Where a line holds "never", copy it.

-- Start Given information --

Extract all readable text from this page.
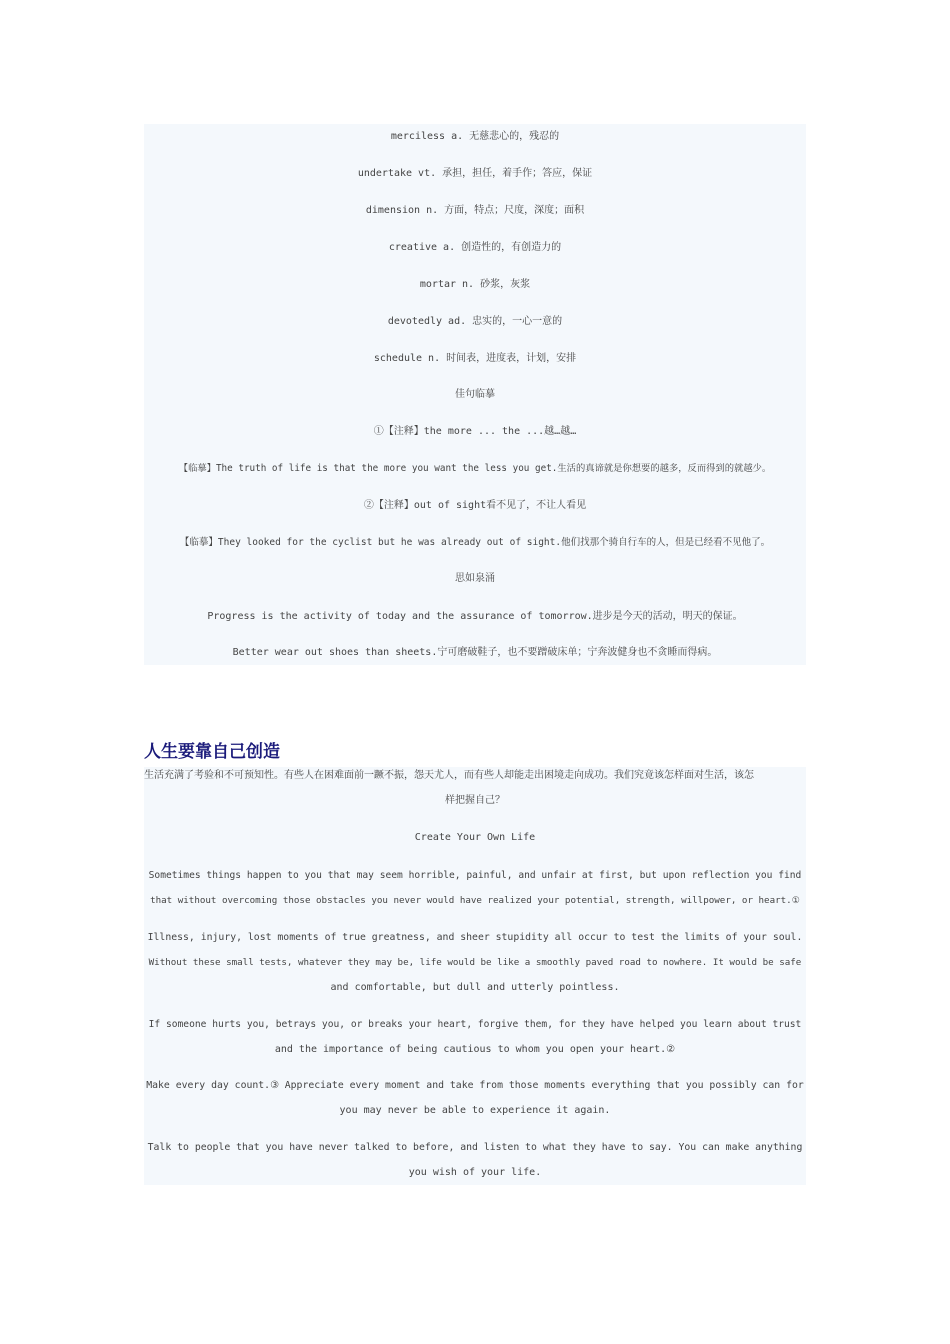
merciless a. 无慈悲心的，残忍的
undertake vt. 承担，担任，着手作；答应，保证
dimension n. 方面，特点；尺度，深度；面积
creative a. 创造性的，有创造力的
mortar n. 砂浆，灰浆
devotedly ad. 忠实的，一心一意的
schedule n. 时间表，进度表，计划，安排
佳句临摹
①【注释】the more ... the ...越…越…
【临摹】The truth of life is that the more you want the less you get.生活的真谛就是你想要的越多，反而得到的就越少。
②【注释】out of sight看不见了，不让人看见
【临摹】They looked for the cyclist but he was already out of sight.他们找那个骑自行车的人，但是已经看不见他了。
思如泉涌
Progress is the activity of today and the assurance of tomorrow.进步是今天的活动，明天的保证。
Better wear out shoes than sheets.宁可磨破鞋子，也不要蹭破床单；宁奔波健身也不贪睡而得病。
人生要靠自己创造
生活充满了考验和不可预知性。有些人在困难面前一蹶不振，怨天尤人，而有些人却能走出困境走向成功。我们究竟该怎样面对生活，该怎
样把握自己？
Create Your Own Life
Sometimes things happen to you that may seem horrible, painful, and unfair at first, but upon reflection you find
that without overcoming those obstacles you never would have realized your potential, strength, willpower, or heart.①
Illness, injury, lost moments of true greatness, and sheer stupidity all occur to test the limits of your soul.
Without these small tests, whatever they may be, life would be like a smoothly paved road to nowhere. It would be safe
and comfortable, but dull and utterly pointless.
If someone hurts you, betrays you, or breaks your heart, forgive them, for they have helped you learn about trust
and the importance of being cautious to whom you open your heart.②
Make every day count.③ Appreciate every moment and take from those moments everything that you possibly can for
you may never be able to experience it again.
Talk to people that you have never talked to before, and listen to what they have to say. You can make anything
you wish of your life.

-- End Given information --

Written solution:
that without overcoming those obstacles you never would have realized your potential, strength, willpower, or heart.①
you may never be able to experience it again.
Talk to people that you have never talked to before, and listen to what they have to say. You can make anything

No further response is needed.